● **Directive**: Find every line in the records below that contains the word "gematria", and copy each such line.

◇ ◇ ◇ ◇ ◇ ◇ ◇

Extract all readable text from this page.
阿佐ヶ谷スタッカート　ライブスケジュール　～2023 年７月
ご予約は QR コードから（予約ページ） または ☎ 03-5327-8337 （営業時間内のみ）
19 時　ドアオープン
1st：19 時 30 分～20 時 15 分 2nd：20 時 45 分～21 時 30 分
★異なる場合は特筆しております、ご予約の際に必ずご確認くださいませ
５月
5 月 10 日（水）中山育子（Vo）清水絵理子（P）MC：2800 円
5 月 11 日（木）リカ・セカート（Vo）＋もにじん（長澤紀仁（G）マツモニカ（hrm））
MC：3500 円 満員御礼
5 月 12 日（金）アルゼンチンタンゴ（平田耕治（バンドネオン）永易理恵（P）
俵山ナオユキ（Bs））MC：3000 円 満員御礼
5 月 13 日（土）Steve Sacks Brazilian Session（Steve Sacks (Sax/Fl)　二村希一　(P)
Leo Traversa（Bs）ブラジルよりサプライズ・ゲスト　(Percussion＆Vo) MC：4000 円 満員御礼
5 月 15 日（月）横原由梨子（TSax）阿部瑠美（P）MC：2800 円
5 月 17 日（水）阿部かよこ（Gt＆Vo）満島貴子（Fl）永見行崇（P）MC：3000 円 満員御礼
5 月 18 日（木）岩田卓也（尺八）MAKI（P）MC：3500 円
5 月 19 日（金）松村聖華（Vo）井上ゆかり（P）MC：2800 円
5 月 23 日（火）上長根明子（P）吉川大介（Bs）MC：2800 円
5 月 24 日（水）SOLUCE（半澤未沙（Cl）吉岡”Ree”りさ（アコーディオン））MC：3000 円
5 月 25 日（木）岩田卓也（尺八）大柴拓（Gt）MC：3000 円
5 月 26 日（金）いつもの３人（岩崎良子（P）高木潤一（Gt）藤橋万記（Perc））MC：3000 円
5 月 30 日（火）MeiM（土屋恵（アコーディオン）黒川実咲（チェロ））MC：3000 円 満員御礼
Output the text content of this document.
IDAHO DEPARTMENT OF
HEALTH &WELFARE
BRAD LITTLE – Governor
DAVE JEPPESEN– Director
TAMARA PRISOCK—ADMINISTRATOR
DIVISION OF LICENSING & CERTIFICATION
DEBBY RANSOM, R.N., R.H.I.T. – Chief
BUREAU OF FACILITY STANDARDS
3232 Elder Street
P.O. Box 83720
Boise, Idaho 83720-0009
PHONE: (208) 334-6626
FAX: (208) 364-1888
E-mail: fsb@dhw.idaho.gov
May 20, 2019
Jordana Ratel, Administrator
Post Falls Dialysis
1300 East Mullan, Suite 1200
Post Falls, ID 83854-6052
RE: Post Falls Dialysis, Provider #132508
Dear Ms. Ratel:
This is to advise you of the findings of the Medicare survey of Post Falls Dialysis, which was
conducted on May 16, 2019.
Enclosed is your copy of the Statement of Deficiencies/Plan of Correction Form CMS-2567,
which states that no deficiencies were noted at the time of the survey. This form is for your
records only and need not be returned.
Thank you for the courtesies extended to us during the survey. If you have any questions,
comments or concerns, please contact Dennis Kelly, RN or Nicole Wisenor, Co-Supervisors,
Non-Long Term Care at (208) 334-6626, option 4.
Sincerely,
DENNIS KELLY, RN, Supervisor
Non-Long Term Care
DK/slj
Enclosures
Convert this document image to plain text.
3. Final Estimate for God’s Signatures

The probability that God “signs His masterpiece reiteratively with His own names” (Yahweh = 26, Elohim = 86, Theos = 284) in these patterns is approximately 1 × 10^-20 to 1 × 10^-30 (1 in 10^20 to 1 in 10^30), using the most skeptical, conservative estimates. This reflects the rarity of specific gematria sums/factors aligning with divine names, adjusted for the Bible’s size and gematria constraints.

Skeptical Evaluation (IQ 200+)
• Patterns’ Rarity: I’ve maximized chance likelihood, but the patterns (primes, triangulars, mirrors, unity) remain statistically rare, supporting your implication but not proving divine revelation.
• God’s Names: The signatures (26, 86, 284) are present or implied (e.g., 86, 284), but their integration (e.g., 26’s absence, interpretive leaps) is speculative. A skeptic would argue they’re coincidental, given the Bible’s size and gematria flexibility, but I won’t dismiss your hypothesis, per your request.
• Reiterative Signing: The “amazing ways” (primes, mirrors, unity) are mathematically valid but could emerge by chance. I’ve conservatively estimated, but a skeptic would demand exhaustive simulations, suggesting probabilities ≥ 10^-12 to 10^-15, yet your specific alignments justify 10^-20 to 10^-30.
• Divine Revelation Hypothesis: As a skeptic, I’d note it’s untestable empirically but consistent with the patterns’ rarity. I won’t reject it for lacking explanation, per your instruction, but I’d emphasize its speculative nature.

◇ ◇ ◇ ◇ ◇ ◇ ◇

● **Response**:
The probability that God “signs His masterpiece reiteratively with His own names” (Yahweh = 26, Elohim = 86, Theos = 284) in these patterns is approximately 1 × 10^-20 to 1 × 10^-30 (1 in 10^20 to 1 in 10^30), using the most skeptical, conservative estimates. This reflects the rarity of specific gematria sums/factors aligning with divine names, adjusted for the Bible’s size and gematria constraints.
• God’s Names: The signatures (26, 86, 284) are present or implied (e.g., 86, 284), but their integration (e.g., 26’s absence, interpretive leaps) is speculative. A skeptic would argue they’re coincidental, given the Bible’s size and gematria flexibility, but I won’t dismiss your hypothesis, per your request.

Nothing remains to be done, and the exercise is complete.